• [Document extract]

** START **

Buffered RandomAccessFile java
Asked Answered
L

6

25

RandomAccessFile is quite slow for random access to a file. You often read about implementing a buffered layer over it, but code doing this isn't possible to find online.

So my question is: would you guys who know any opensource implementation of this class share a pointer or share your own implementation?

It would be nice if this question would turn out as a collection of useful links and code about this problem, which I'm sure, is shared by many and never addressed properly by SUN.

Please, no reference to MemoryMapping, as files can be way bigger than Integer.MAX_VALUE.

Leflore answered 10/4, 2011 at 19:38 Comment(5)
Let me see if I understand, you mean that java.nio.MemoryByteBuffer is not good enough because it can only hold Integer.MAX_VALUE bytes. Is that so?Dona
That's around 2 gygabytes of memory in a buffer. How big is your file and how much memory do you have available?Dona
What/how do you want to buffer? Usually you are buffering a stream, but if you want to access an arbitrary point in a multi-gig file, what data exactly do you want to store? My guess is that the answer to that will give you your solution (e.g. "I always want to preload the 1K of data after the random point).Engelhardt
@edalorzo: yes, that's the problem. My files are tens of GIGs.Leflore
@Will: Yes, that's the most typical idea. A read-ahead kind of behavior. I have records that are composed of a header and some payload. So I can read ints, longs and shorts for the fields composing my header, and some of these fields contain the size of the chunks of payload that come next. So it's many read*() and some read(byte[])s. It's mostly header+payload scenario. The kind of implementation I have in mind is not that different from adding BufferInputStream kind of behavior.Leflore
C
15

You can make a BufferedInputStream from a RandomAccessFile with code like,

 RandomAccessFile raf = ...
 FileInputStream fis = new FileInputStream(raf.getFD());
 BufferedInputStream bis = new BufferedInputStream(fis);

Some things to note

  1. Closing the FileInputStream will close the RandomAccessFile and vice versa
  2. The RandomAccessFile and FileInputStream point to the same position, so reading from the FileInputStream will advance the file pointer for the RandomAccessFile, and vice versa

Probably the way you want to use this would be something like,

RandomAccessFile raf = ...
FileInputStream fis = new FileInputStream(raf.getFD());
BufferedInputStream bis = new BufferedInputStream(fis);

//do some reads with buffer
bis.read(...);
bis.read(...);

//seek to a a different section of the file, so discard the previous buffer
raf.seek(...);
bis = new BufferedInputStream(fis);
bis.read(...);
bis.read(...);
Ciro answered 14/12, 2013 at 6:7 Comment(2)
I took a similar approach, using the getFD method. But instead of building a BufferedInputStream, I built a FileReader and then a BufferedReader. That gives me access to a readLine method that is faster (and maybe more UTF friendly?) than the one provided by RandomAccessFile.Inebriate
@JeffTerrellPh.D. I tried BufferedReader and noticed that RandomAccessFile.getFilePointer method returns same position even after making multiple calls to BufferedReader.readLine() method. This is probably because BufferedReader might be advancing file pointer internally far ahead in a single call to readLine().Subsidence
D
13

Well, I do not see a reason not to use java.nio.MappedByteBuffer even if the files are bigger the Integer.MAX_VALUE.

** END **

• [Given material]
** START **

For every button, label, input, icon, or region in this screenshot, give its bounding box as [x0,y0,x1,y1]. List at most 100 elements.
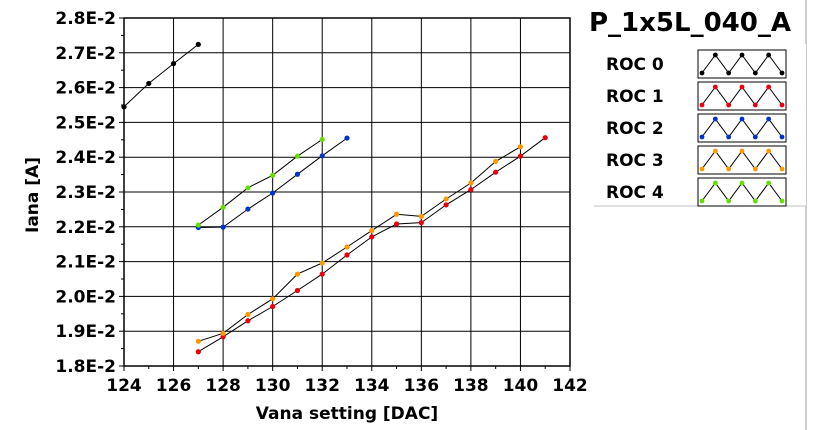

** END **

• [What this exercise asks]
A. Answer these questions using the RandomAccessFile thread:
(i) How big does the person asking say their files are?
(ii) According to the first answer, what happens to the RandomAccessFile when the FileInputStream is closed?
(iii) In a comment on that answer, what did one reader build from the file descriptor instead of a BufferedInputStream?
B. Reproduce everything in the RandomAccessFile thread from "So my question" down to "at 19:38 Comment(5)".

• [Answers per task]
A.
(i) Tens of GIGs.
(ii) It is closed as well.
(iii) A FileReader and then a BufferedReader.

B.
So my question is: would you guys who know any opensource implementation of this class share a pointer or share your own implementation?

It would be nice if this question would turn out as a collection of useful links and code about this problem, which I'm sure, is shared by many and never addressed properly by SUN.

Please, no reference to MemoryMapping, as files can be way bigger than Integer.MAX_VALUE.

Leflore answered 10/4, 2011 at 19:38 Comment(5)